### TASK SET
1. Reproduce the passage of the blog text from "My college girlfriend" to "that whole deal.", swapping "bad blood" for "old resentment".
2. Continue the blog text from the point at which it stops.
** start of PAGE TEXT **
Sunday, September 28, 2008

The Good, The Bad, and the Owie

Yay: I hit an SCA event this weekend and got to see people joust.

Boo: I got sunburnt as a motherfucker. Bald Irish people do not want sun.

Wednesday, September 24, 2008

Why does tequila smell better at night?

Running into you like this without warning
Is like catching a sniff of tequila in the morning
But I'll try, try to keep my food down.
It's quite an aftertaste that you've left
Now that you're not around.
-Crash Test Dummies, "I Think I'll Disappear Now"


Yeah, so I'll admit it... this post is really just an excuse for me to start one with a quote. Fett does it all the time, and it's a conceit I've admired for years. My head doesn't work that way, though, and I know I couldn't maintain it over time. But I'm treating myself to this one.

My college girlfriend tried to contact me the other day. I'm not sure what possessed her to do that... there's some seriously bad blood between us. I'd love to pretend it's one sided, but I probably treated her nearly as bad as she treated me. Not as bad, mind... she one-upped me big time and I'll never top it, and a few of you know what I mean... but it's not like I'm innocent in that whole deal.

But I'm still a bit amazed by the nerve of her trying to contact me considering some of the shit between us.

Anyway, shortly after she tried to strike up a conversation and I ignored it, that song came up in my playlist, and gave me an excuse to start a post with a quote. So now I'm nearly 2% as awesome as fett.

I'll call that a win any day of the week.

Twice on Tuesday.

Monday, September 22, 2008

How they find me

Coyote and I talked about posting this info a long time ago, and then I forgot. But now he's called me out, and I must return fire in kind.

Google Analytics is an awesome tool that can tell you a hell of a lot about your website, your traffic, and your users. If you're running a real website that you intend to make money from, it (or something similar) is an absolute must... such tools are invaluable in helping you tailor your site to keep visitors interested, returning, viewing your ads... whatever.

Of course, it's completely useless to me and my blog, since I have no ads and about five friends reading it... but it does have one little feature I can't do without: it'll tell you how people found you.
** end of PAGE TEXT **
** start of SOURCE MATERIAL **
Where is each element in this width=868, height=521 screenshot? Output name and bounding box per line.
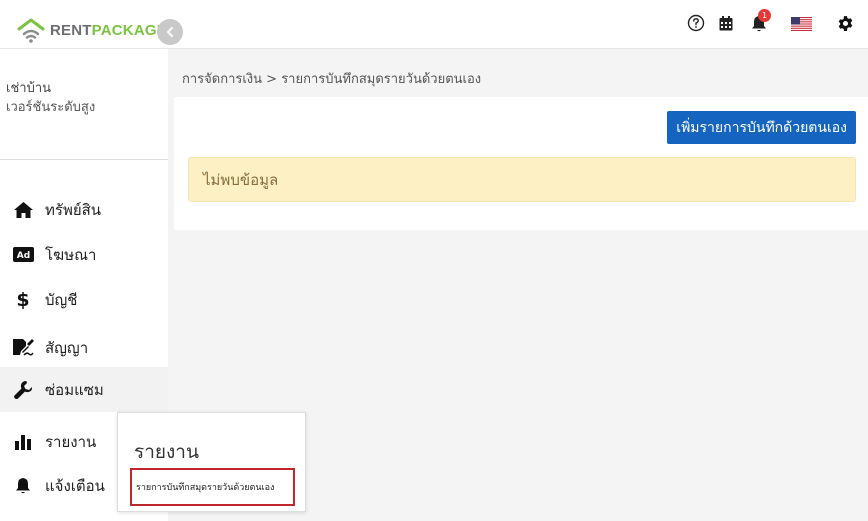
** end of SOURCE MATERIAL **
### EXPECTED RESPONSES
1.
My college girlfriend tried to contact me the other day. I'm not sure what possessed her to do that... there's some seriously old resentment between us. I'd love to pretend it's one sided, but I probably treated her nearly as bad as she treated me. Not as bad, mind... she one-upped me big time and I'll never top it, and a few of you know what I mean... but it's not like I'm innocent in that whole deal.

2.
I've been watching the search strings people find my site with for years, and it never disappoints. Prior to converting to blogspot, someone constantly found my old blog by searching for "groin mustard." Figure that one out. And I doubt anyone will ever top "naked Hitler groin massage" (which became something of a motto on my forums for a while... at one point, we were the #1 google hit for that search string, we said it so much).

So... how does Google Analytics say people are finding my blog? Survey says:
  1. "noggin vomit." Far and away the #1. Makes sense. It's the name of my blog. Not sure who the fuck is searching for it, though... "Let's see... where was his blog again? It's called Noggin Vomit, why don't we google for that?"
  2. "kidzookie." Again, makes sense. I always refer to my children as kidzookie on my blog (I try damn hard not to use anybody's real names). This one's probably some of my relatives who can't remember the blog's name or address.
  3. "logitech replacement dongle." I'm kinda glad I got lots of hits on that one. Fuck Logitech and their lousy fucking customer service.
  4. "lump on my tricep." That's... that's not a kind of porn, right?
  5. "strippers vs zombies." You see? YOU SEE?! I told you it was high cinema!
  6. "zombies zombies zombies." Again. I told you. Mock me for my studies, but you'll be glad I saw this documentary when the Zombie Apocalypse arrives.
  7. "brazilian shaved taco." Coyote? I thought you liked my landing strip.
  8. "condom noggin show." Is that on Spike TV?
  9. "dear life fuck you." My people! Let me show you the way!
  10. "deer vomit." Ew.
  11. "does styrofoam turn to glass in your stomach." Dude. See a doctor. Seriously.
  12. "dr factoid." That's what they call me.
  13. "dr. factoid." Grammar Nazis got you, huh? It's okay. No points off for it here. Taco's all about love, baby.
  14. "father shaved my head." I'm... sorry?
  15. "fucking logitech." Right the fuck on, brother! Fuckin' Logitech.
  16. "grimm noggin." I think you're looking for Grimm. His blog doesn't have noggins and is much funnier than mine. He should update more. Punkass.
  17. "jerry lewis mc donalds." Uh... what?
  18. "let me destroy noggins." I have a list of noggins you can start on if you're interested.
  19. "lump tricep." Whew. At least this one's not on my tricep.
  20. "mc donalds+vomit." I'm pretty good at algebra. Let's see... if I apply the quadratic equation here... take the square root of Grade D beef... times minimum wage to the fake cheese power... got it. Forty seven? No? Crap.
  21. "noggin mcdonald's." Okay.
  22. "nogginvomit." Weird that it's so far down the list. Huh.
  23. "pocky lips." Indeed. Also, deer.
  24. "shit neck." Noplz. Do not want.
  25. "smoke and vomit." The fuck?
  26. "vomit from deer." That's... specific.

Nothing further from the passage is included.